» CHALLENGE:
The records below hold pictures; please leave those out and retype the rest exactly.

╭──

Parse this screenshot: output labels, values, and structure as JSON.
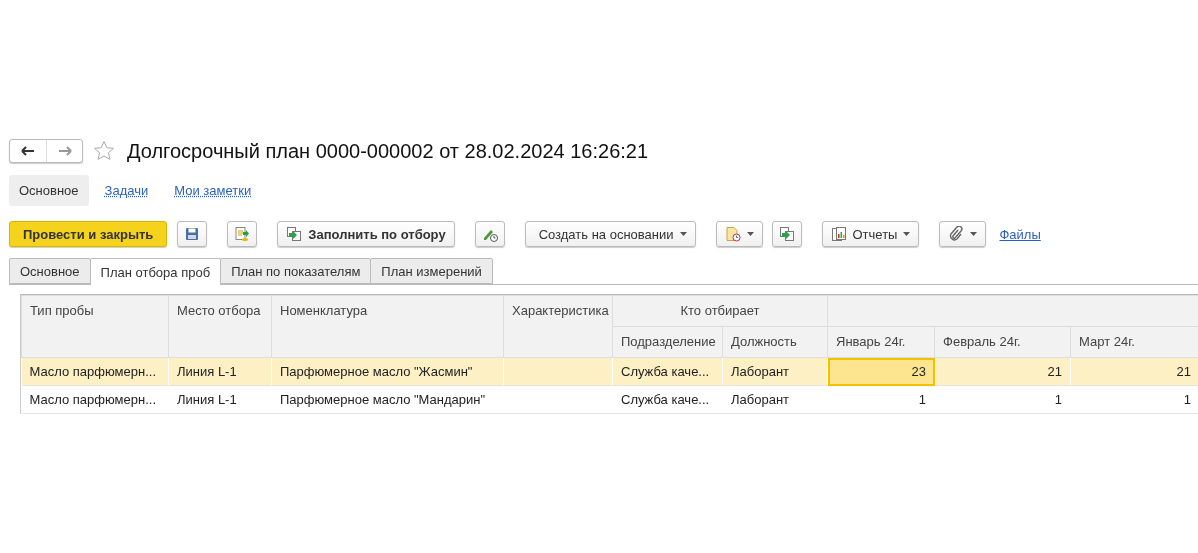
{
  "title": "Долгосрочный план 0000-000002 от 28.02.2024 16:26:21",
  "section_tabs": [
    {
      "label": "Основное",
      "selected": true
    },
    {
      "label": "Задачи",
      "selected": false
    },
    {
      "label": "Мои заметки",
      "selected": false
    }
  ],
  "toolbar": [
    {
      "kind": "primary",
      "label": "Провести и закрыть"
    },
    {
      "kind": "icon"
    },
    {
      "kind": "icon"
    },
    {
      "kind": "labeled",
      "label": "Заполнить по отбору"
    },
    {
      "kind": "icon"
    },
    {
      "kind": "dropdown",
      "label": "Создать на основании"
    },
    {
      "kind": "icon-dropdown"
    },
    {
      "kind": "icon"
    },
    {
      "kind": "labeled-dropdown",
      "label": "Отчеты"
    },
    {
      "kind": "icon-dropdown"
    },
    {
      "kind": "link",
      "label": "Файлы"
    }
  ],
  "tabs": [
    {
      "label": "Основное",
      "selected": false
    },
    {
      "label": "План отбора проб",
      "selected": true
    },
    {
      "label": "План по показателям",
      "selected": false
    },
    {
      "label": "План измерений",
      "selected": false
    }
  ],
  "table": {
    "columns": [
      "Тип пробы",
      "Место отбора",
      "Номенклатура",
      "Характеристика"
    ],
    "group_header": "Кто отбирает",
    "group_columns": [
      "Подразделение",
      "Должность"
    ],
    "month_columns": [
      "Январь 24г.",
      "Февраль 24г.",
      "Март 24г."
    ],
    "rows": [
      {
        "selected": true,
        "cells": [
          "Масло парфюмерн...",
          "Линия L-1",
          "Парфюмерное масло \"Жасмин\"",
          "",
          "Служба каче...",
          "Лаборант"
        ],
        "months": [
          {
            "value": "23",
            "focused": true
          },
          {
            "value": "21",
            "focused": false
          },
          {
            "value": "21",
            "focused": false
          }
        ]
      },
      {
        "selected": false,
        "cells": [
          "Масло парфюмерн...",
          "Линия L-1",
          "Парфюмерное масло \"Мандарин\"",
          "",
          "Служба каче...",
          "Лаборант"
        ],
        "months": [
          {
            "value": "1",
            "focused": false
          },
          {
            "value": "1",
            "focused": false
          },
          {
            "value": "1",
            "focused": false
          }
        ]
      }
    ]
  }
}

╰──

» REPLY TO THE EXERCISE:
Parse this screenshot: output labels, values, and structure as JSON.
{
  "title": "Долгосрочный план 0000-000002 от 28.02.2024 16:26:21",
  "section_tabs": [
    {
      "label": "Основное",
      "selected": true
    },
    {
      "label": "Задачи",
      "selected": false
    },
    {
      "label": "Мои заметки",
      "selected": false
    }
  ],
  "toolbar": [
    {
      "kind": "primary",
      "label": "Провести и закрыть"
    },
    {
      "kind": "icon"
    },
    {
      "kind": "icon"
    },
    {
      "kind": "labeled",
      "label": "Заполнить по отбору"
    },
    {
      "kind": "icon"
    },
    {
      "kind": "dropdown",
      "label": "Создать на основании"
    },
    {
      "kind": "icon-dropdown"
    },
    {
      "kind": "icon"
    },
    {
      "kind": "labeled-dropdown",
      "label": "Отчеты"
    },
    {
      "kind": "icon-dropdown"
    },
    {
      "kind": "link",
      "label": "Файлы"
    }
  ],
  "tabs": [
    {
      "label": "Основное",
      "selected": false
    },
    {
      "label": "План отбора проб",
      "selected": true
    },
    {
      "label": "План по показателям",
      "selected": false
    },
    {
      "label": "План измерений",
      "selected": false
    }
  ],
  "table": {
    "columns": [
      "Тип пробы",
      "Место отбора",
      "Номенклатура",
      "Характеристика"
    ],
    "group_header": "Кто отбирает",
    "group_columns": [
      "Подразделение",
      "Должность"
    ],
    "month_columns": [
      "Январь 24г.",
      "Февраль 24г.",
      "Март 24г."
    ],
    "rows": [
      {
        "selected": true,
        "cells": [
          "Масло парфюмерн...",
          "Линия L-1",
          "Парфюмерное масло \"Жасмин\"",
          "",
          "Служба каче...",
          "Лаборант"
        ],
        "months": [
          {
            "value": "23",
            "focused": true
          },
          {
            "value": "21",
            "focused": false
          },
          {
            "value": "21",
            "focused": false
          }
        ]
      },
      {
        "selected": false,
        "cells": [
          "Масло парфюмерн...",
          "Линия L-1",
          "Парфюмерное масло \"Мандарин\"",
          "",
          "Служба каче...",
          "Лаборант"
        ],
        "months": [
          {
            "value": "1",
            "focused": false
          },
          {
            "value": "1",
            "focused": false
          },
          {
            "value": "1",
            "focused": false
          }
        ]
      }
    ]
  }
}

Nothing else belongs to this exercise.